#### DATA SECTION ####

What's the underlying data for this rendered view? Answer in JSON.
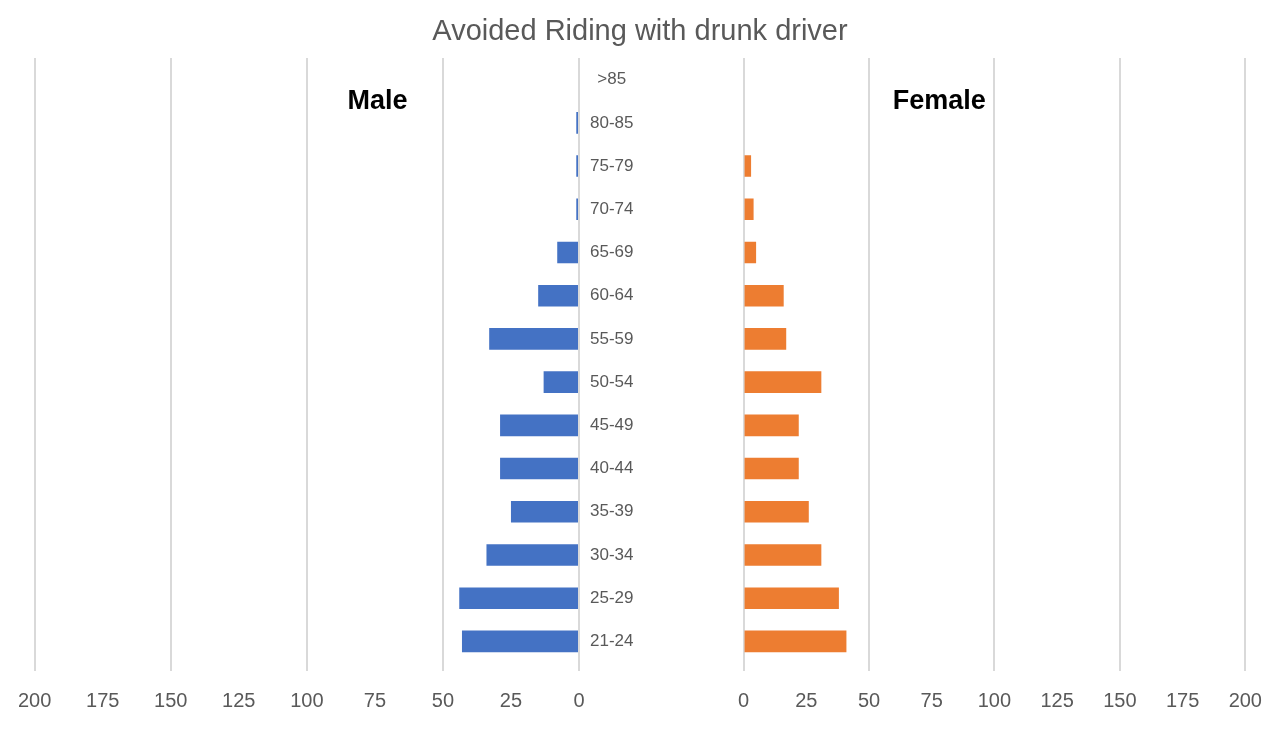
{
  "chart_data": [
    {
      "type": "bar",
      "orientation": "horizontal",
      "title": "Avoided Riding with drunk driver",
      "categories": [
        ">85",
        "80-85",
        "75-79",
        "70-74",
        "65-69",
        "60-64",
        "55-59",
        "50-54",
        "45-49",
        "40-44",
        "35-39",
        "30-34",
        "25-29",
        "21-24"
      ],
      "series": [
        {
          "name": "Male",
          "color": "#4472c4",
          "values": [
            0,
            1,
            1,
            1,
            8,
            15,
            33,
            13,
            29,
            29,
            25,
            34,
            44,
            43
          ]
        }
      ],
      "xlim": [
        200,
        0
      ],
      "xticks": [
        200,
        175,
        150,
        125,
        100,
        75,
        50,
        25,
        0
      ],
      "grid": "x"
    },
    {
      "type": "bar",
      "orientation": "horizontal",
      "categories": [
        null,
        null,
        null,
        null,
        null,
        null,
        null,
        null,
        null,
        null,
        null,
        null,
        null,
        null
      ],
      "series": [
        {
          "name": "Female",
          "color": "#ed7d31",
          "values": [
            0,
            0,
            3,
            4,
            5,
            16,
            17,
            31,
            22,
            22,
            26,
            31,
            38,
            41
          ]
        }
      ],
      "xlim": [
        0,
        200
      ],
      "xticks": [
        0,
        25,
        50,
        75,
        100,
        125,
        150,
        175,
        200
      ],
      "grid": "x",
      "tick_labels": "x"
    }
  ]
}
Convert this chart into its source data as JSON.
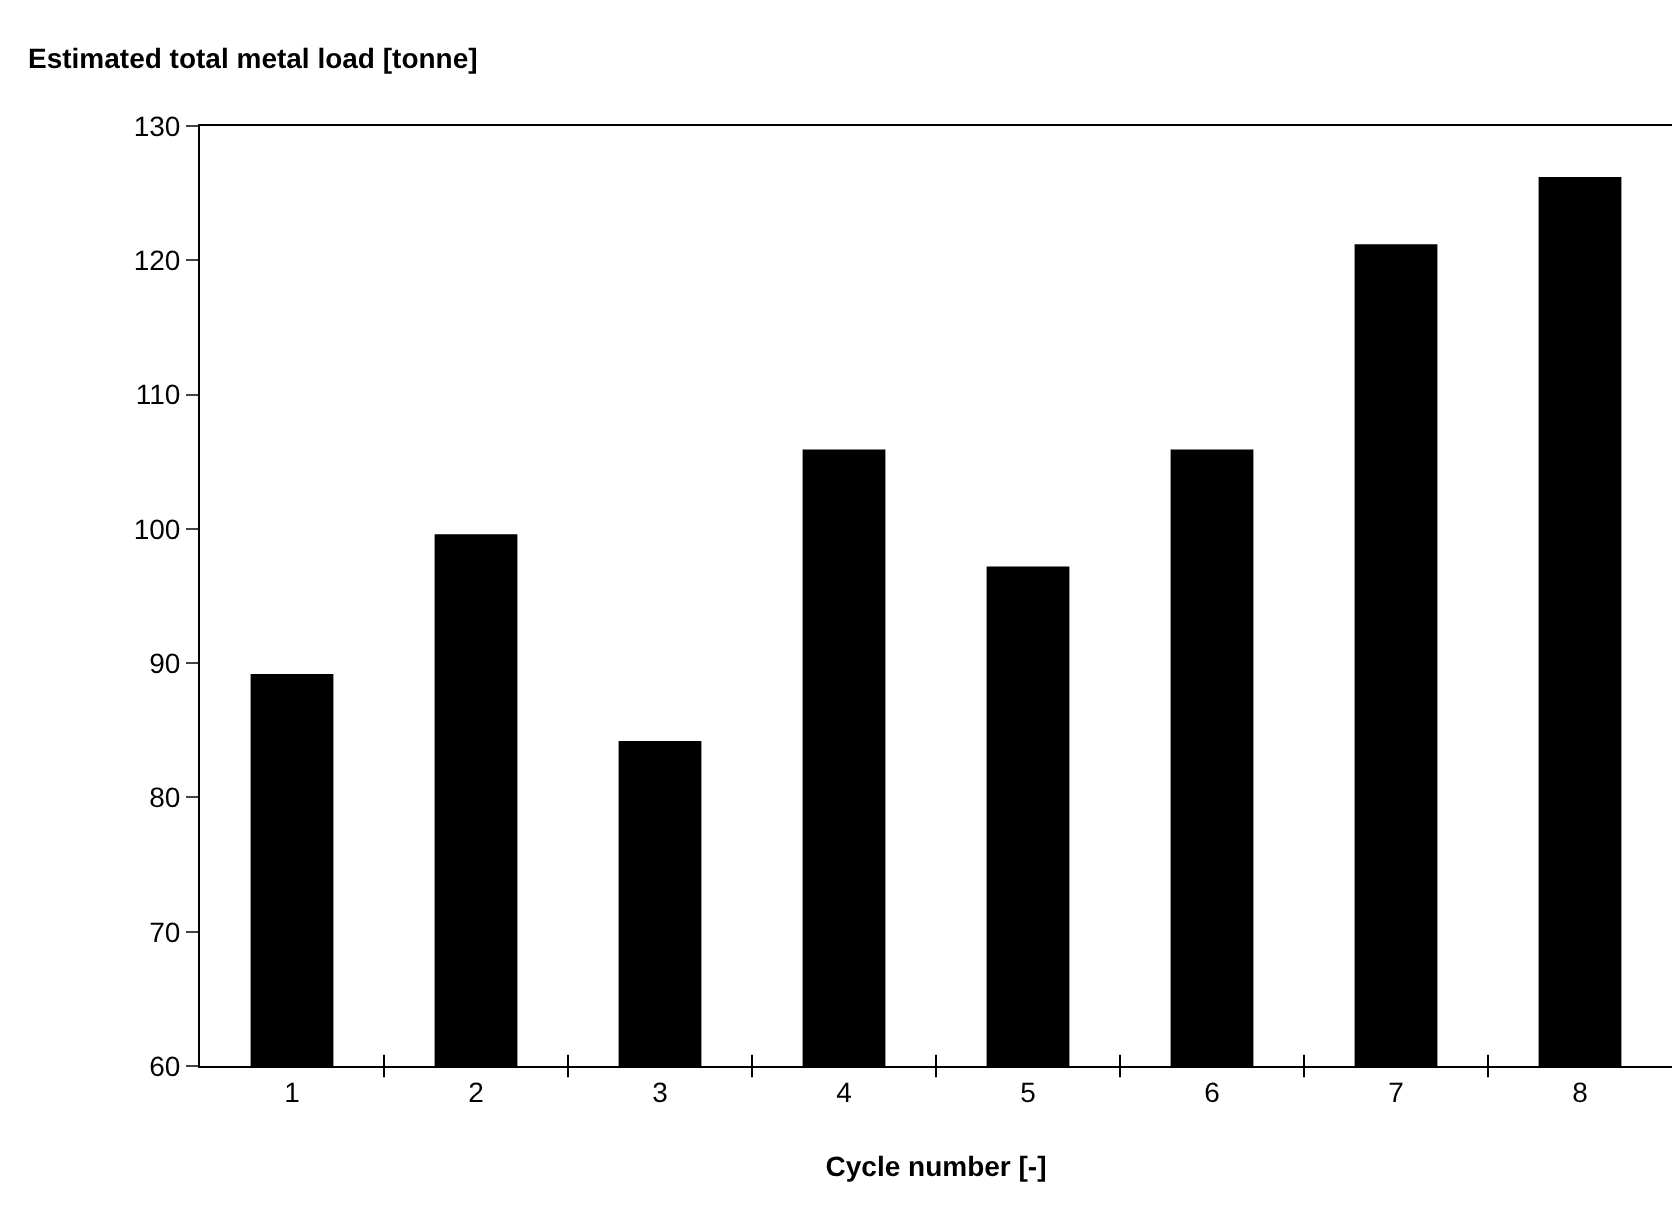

####

◆ **YOUR OBJECTIVE**:
Drop the images and repeat the data exactly.

◆ **THE COMPLETED TASK**:
What's the underlying data for this rendered view? Answer in JSON.
{
  "chart_data": [
    {
      "type": "bar",
      "orientation": "horizontal",
      "title": "Avoided Riding with drunk driver",
      "categories": [
        ">85",
        "80-85",
        "75-79",
        "70-74",
        "65-69",
        "60-64",
        "55-59",
        "50-54",
        "45-49",
        "40-44",
        "35-39",
        "30-34",
        "25-29",
        "21-24"
      ],
      "series": [
        {
          "name": "Male",
          "color": "#4472c4",
          "values": [
            0,
            1,
            1,
            1,
            8,
            15,
            33,
            13,
            29,
            29,
            25,
            34,
            44,
            43
          ]
        }
      ],
      "xlim": [
        200,
        0
      ],
      "xticks": [
        200,
        175,
        150,
        125,
        100,
        75,
        50,
        25,
        0
      ],
      "grid": "x"
    },
    {
      "type": "bar",
      "orientation": "horizontal",
      "categories": [
        null,
        null,
        null,
        null,
        null,
        null,
        null,
        null,
        null,
        null,
        null,
        null,
        null,
        null
      ],
      "series": [
        {
          "name": "Female",
          "color": "#ed7d31",
          "values": [
            0,
            0,
            3,
            4,
            5,
            16,
            17,
            31,
            22,
            22,
            26,
            31,
            38,
            41
          ]
        }
      ],
      "xlim": [
        0,
        200
      ],
      "xticks": [
        0,
        25,
        50,
        75,
        100,
        125,
        150,
        175,
        200
      ],
      "grid": "x",
      "tick_labels": "x"
    }
  ]
}
Convert this chart into its source data as JSON.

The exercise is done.